[Saved data entries]
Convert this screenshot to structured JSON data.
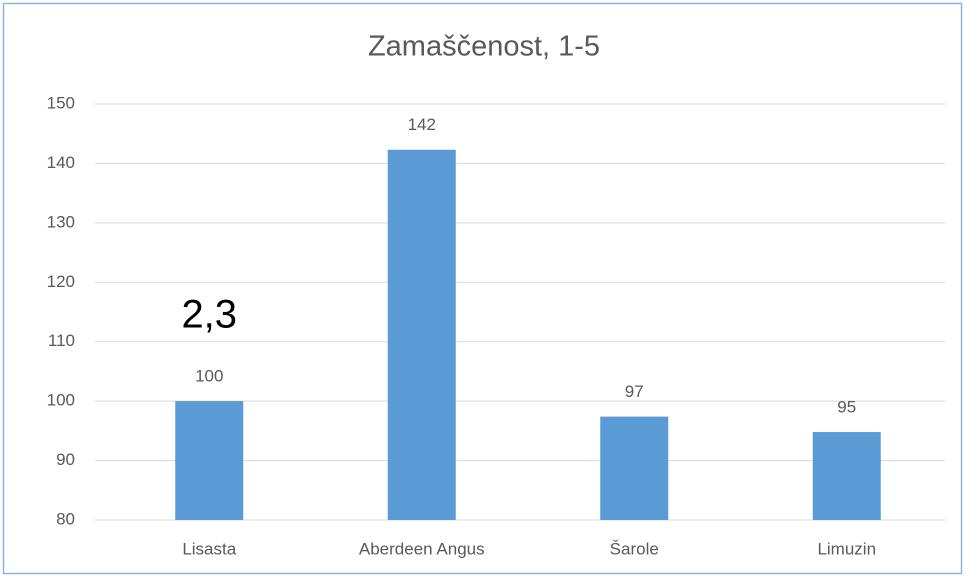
{
  "chart_data": {
    "type": "bar",
    "title": "Zamaščenost, 1-5",
    "categories": [
      "Lisasta",
      "Aberdeen Angus",
      "Šarole",
      "Limuzin"
    ],
    "values": [
      100,
      142.3,
      97.4,
      94.8
    ],
    "value_labels": [
      "100",
      "142",
      "97",
      "95"
    ],
    "color": "#5b9bd5",
    "ylim": [
      80,
      150
    ],
    "yticks": [
      80,
      90,
      100,
      110,
      120,
      130,
      140,
      150
    ],
    "grid": true,
    "annotations": [
      {
        "text": "2,3",
        "category": "Lisasta"
      }
    ]
  }
}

* [Task details]:
Copy out all of the data word for word. Do not carry over any picture.

* [Exercise solution]:
Convert this screenshot to structured JSON data.
{
  "chart_data": {
    "type": "bar",
    "title": "Zamaščenost, 1-5",
    "categories": [
      "Lisasta",
      "Aberdeen Angus",
      "Šarole",
      "Limuzin"
    ],
    "values": [
      100,
      142.3,
      97.4,
      94.8
    ],
    "value_labels": [
      "100",
      "142",
      "97",
      "95"
    ],
    "color": "#5b9bd5",
    "ylim": [
      80,
      150
    ],
    "yticks": [
      80,
      90,
      100,
      110,
      120,
      130,
      140,
      150
    ],
    "grid": true,
    "annotations": [
      {
        "text": "2,3",
        "category": "Lisasta"
      }
    ]
  }
}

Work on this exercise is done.